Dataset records
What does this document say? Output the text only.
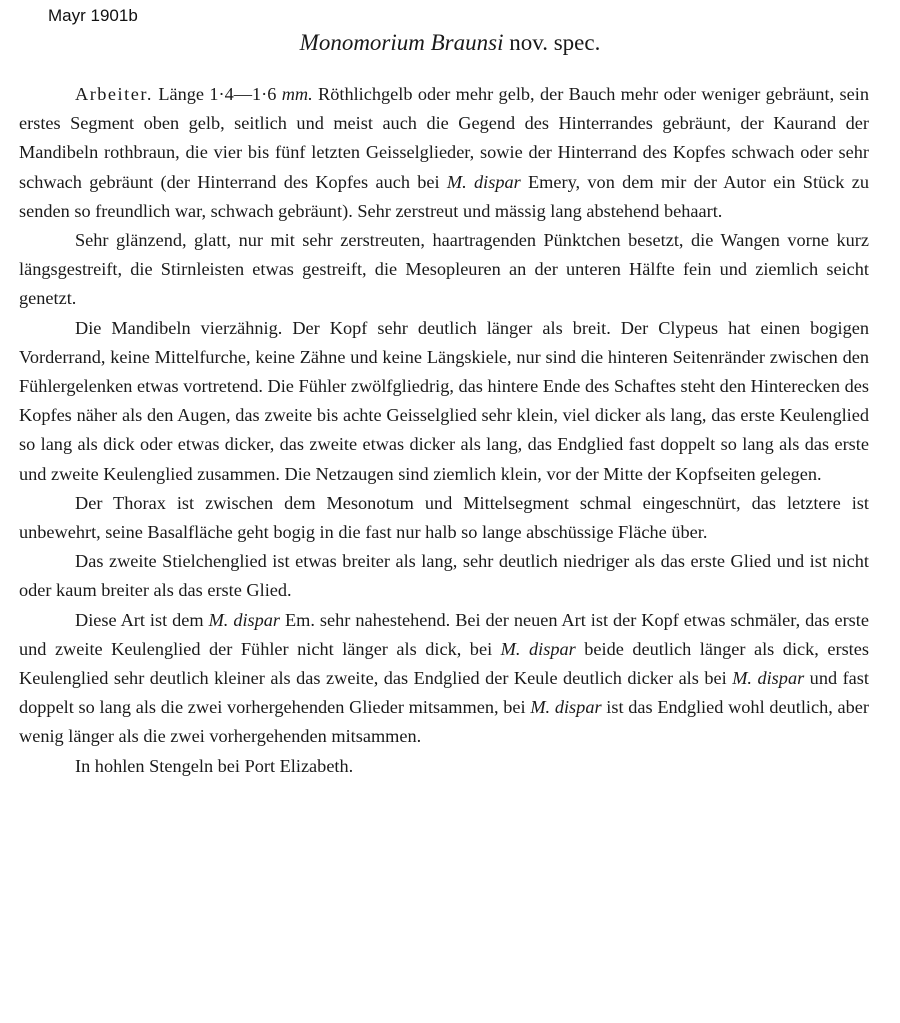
Mayr 1901b
Monomorium Braunsi nov. spec.

Arbeiter. Länge 1·4—1·6 mm. Röthlichgelb oder mehr gelb, der Bauch mehr oder weniger gebräunt, sein erstes Segment oben gelb, seitlich und meist auch die Gegend des Hinterrandes gebräunt, der Kaurand der Mandibeln rothbraun, die vier bis fünf letzten Geisselglieder, sowie der Hinterrand des Kopfes schwach oder sehr schwach gebräunt (der Hinterrand des Kopfes auch bei M. dispar Emery, von dem mir der Autor ein Stück zu senden so freundlich war, schwach gebräunt). Sehr zerstreut und mässig lang abstehend behaart.

Sehr glänzend, glatt, nur mit sehr zerstreuten, haartragenden Pünktchen besetzt, die Wangen vorne kurz längsgestreift, die Stirnleisten etwas gestreift, die Mesopleuren an der unteren Hälfte fein und ziemlich seicht genetzt.

Die Mandibeln vierzähnig. Der Kopf sehr deutlich länger als breit. Der Clypeus hat einen bogigen Vorderrand, keine Mittelfurche, keine Zähne und keine Längskiele, nur sind die hinteren Seitenränder zwischen den Fühlergelenken etwas vortretend. Die Fühler zwölfgliedrig, das hintere Ende des Schaftes steht den Hinterecken des Kopfes näher als den Augen, das zweite bis achte Geisselglied sehr klein, viel dicker als lang, das erste Keulenglied so lang als dick oder etwas dicker, das zweite etwas dicker als lang, das Endglied fast doppelt so lang als das erste und zweite Keulenglied zusammen. Die Netzaugen sind ziemlich klein, vor der Mitte der Kopfseiten gelegen.

Der Thorax ist zwischen dem Mesonotum und Mittelsegment schmal eingeschnürt, das letztere ist unbewehrt, seine Basalfläche geht bogig in die fast nur halb so lange abschüssige Fläche über.

Das zweite Stielchenglied ist etwas breiter als lang, sehr deutlich niedriger als das erste Glied und ist nicht oder kaum breiter als das erste Glied.

Diese Art ist dem M. dispar Em. sehr nahestehend. Bei der neuen Art ist der Kopf etwas schmäler, das erste und zweite Keulenglied der Fühler nicht länger als dick, bei M. dispar beide deutlich länger als dick, erstes Keulenglied sehr deutlich kleiner als das zweite, das Endglied der Keule deutlich dicker als bei M. dispar und fast doppelt so lang als die zwei vorhergehenden Glieder mitsammen, bei M. dispar ist das Endglied wohl deutlich, aber wenig länger als die zwei vorhergehenden mitsammen.

In hohlen Stengeln bei Port Elizabeth.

■ Stated task
Scan the listing above for the word "ziemlich" and copy every line that holds it.

■ Answer for the task
Sehr glänzend, glatt, nur mit sehr zerstreuten, haartragenden Pünktchen besetzt, die Wangen vorne kurz längsgestreift, die Stirnleisten etwas gestreift, die Mesopleuren an der unteren Hälfte fein und ziemlich seicht genetzt.
Die Mandibeln vierzähnig. Der Kopf sehr deutlich länger als breit. Der Clypeus hat einen bogigen Vorderrand, keine Mittelfurche, keine Zähne und keine Längskiele, nur sind die hinteren Seitenränder zwischen den Fühlergelenken etwas vortretend. Die Fühler zwölfgliedrig, das hintere Ende des Schaftes steht den Hinterecken des Kopfes näher als den Augen, das zweite bis achte Geisselglied sehr klein, viel dicker als lang, das erste Keulenglied so lang als dick oder etwas dicker, das zweite etwas dicker als lang, das Endglied fast doppelt so lang als das erste und zweite Keulenglied zusammen. Die Netzaugen sind ziemlich klein, vor der Mitte der Kopfseiten gelegen.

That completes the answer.